WHAT IS EXPECTED: Write out all the entries word for word, but skip any images.

** START RECORDS SUPPLIED **

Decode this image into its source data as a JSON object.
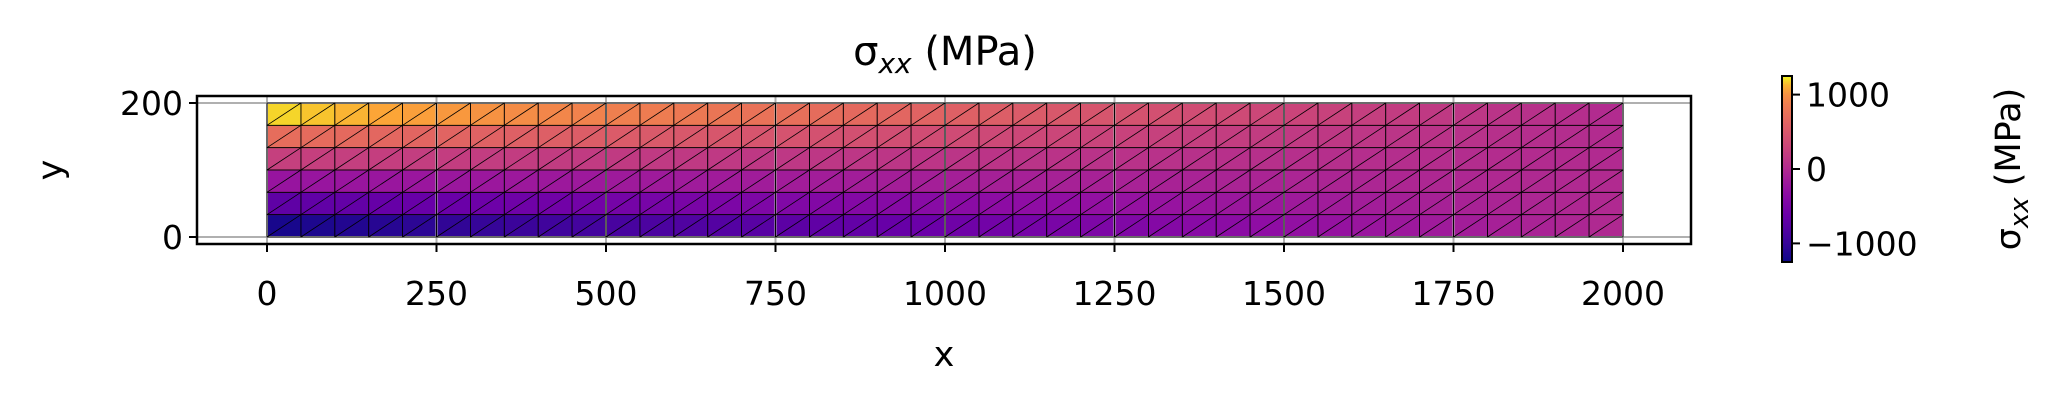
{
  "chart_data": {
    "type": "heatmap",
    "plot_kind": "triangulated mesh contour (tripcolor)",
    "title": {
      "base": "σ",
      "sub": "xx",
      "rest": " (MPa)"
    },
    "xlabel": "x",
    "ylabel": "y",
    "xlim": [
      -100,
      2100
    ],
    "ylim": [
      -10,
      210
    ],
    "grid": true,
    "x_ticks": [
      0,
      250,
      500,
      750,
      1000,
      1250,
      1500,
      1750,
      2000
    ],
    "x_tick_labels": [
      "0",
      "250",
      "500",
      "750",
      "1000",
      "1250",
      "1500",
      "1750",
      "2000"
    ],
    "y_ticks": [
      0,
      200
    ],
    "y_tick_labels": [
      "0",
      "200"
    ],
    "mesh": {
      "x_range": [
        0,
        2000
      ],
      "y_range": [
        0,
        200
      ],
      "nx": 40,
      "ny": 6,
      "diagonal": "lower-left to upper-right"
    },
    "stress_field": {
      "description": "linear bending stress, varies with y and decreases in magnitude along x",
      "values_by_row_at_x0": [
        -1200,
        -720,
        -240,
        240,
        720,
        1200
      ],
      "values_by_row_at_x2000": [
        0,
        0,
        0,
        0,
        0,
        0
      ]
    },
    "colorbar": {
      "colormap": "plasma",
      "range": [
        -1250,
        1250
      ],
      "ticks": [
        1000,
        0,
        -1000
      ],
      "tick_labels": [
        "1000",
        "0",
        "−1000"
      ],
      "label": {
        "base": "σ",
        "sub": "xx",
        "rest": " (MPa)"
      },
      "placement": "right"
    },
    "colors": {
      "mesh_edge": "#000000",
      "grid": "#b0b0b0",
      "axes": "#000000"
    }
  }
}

** END RECORDS SUPPLIED **

ANSWER IN FULL:
Decode this image into its source data as a JSON object.
{
  "chart_data": {
    "type": "heatmap",
    "plot_kind": "triangulated mesh contour (tripcolor)",
    "title": {
      "base": "σ",
      "sub": "xx",
      "rest": " (MPa)"
    },
    "xlabel": "x",
    "ylabel": "y",
    "xlim": [
      -100,
      2100
    ],
    "ylim": [
      -10,
      210
    ],
    "grid": true,
    "x_ticks": [
      0,
      250,
      500,
      750,
      1000,
      1250,
      1500,
      1750,
      2000
    ],
    "x_tick_labels": [
      "0",
      "250",
      "500",
      "750",
      "1000",
      "1250",
      "1500",
      "1750",
      "2000"
    ],
    "y_ticks": [
      0,
      200
    ],
    "y_tick_labels": [
      "0",
      "200"
    ],
    "mesh": {
      "x_range": [
        0,
        2000
      ],
      "y_range": [
        0,
        200
      ],
      "nx": 40,
      "ny": 6,
      "diagonal": "lower-left to upper-right"
    },
    "stress_field": {
      "description": "linear bending stress, varies with y and decreases in magnitude along x",
      "values_by_row_at_x0": [
        -1200,
        -720,
        -240,
        240,
        720,
        1200
      ],
      "values_by_row_at_x2000": [
        0,
        0,
        0,
        0,
        0,
        0
      ]
    },
    "colorbar": {
      "colormap": "plasma",
      "range": [
        -1250,
        1250
      ],
      "ticks": [
        1000,
        0,
        -1000
      ],
      "tick_labels": [
        "1000",
        "0",
        "−1000"
      ],
      "label": {
        "base": "σ",
        "sub": "xx",
        "rest": " (MPa)"
      },
      "placement": "right"
    },
    "colors": {
      "mesh_edge": "#000000",
      "grid": "#b0b0b0",
      "axes": "#000000"
    }
  }
}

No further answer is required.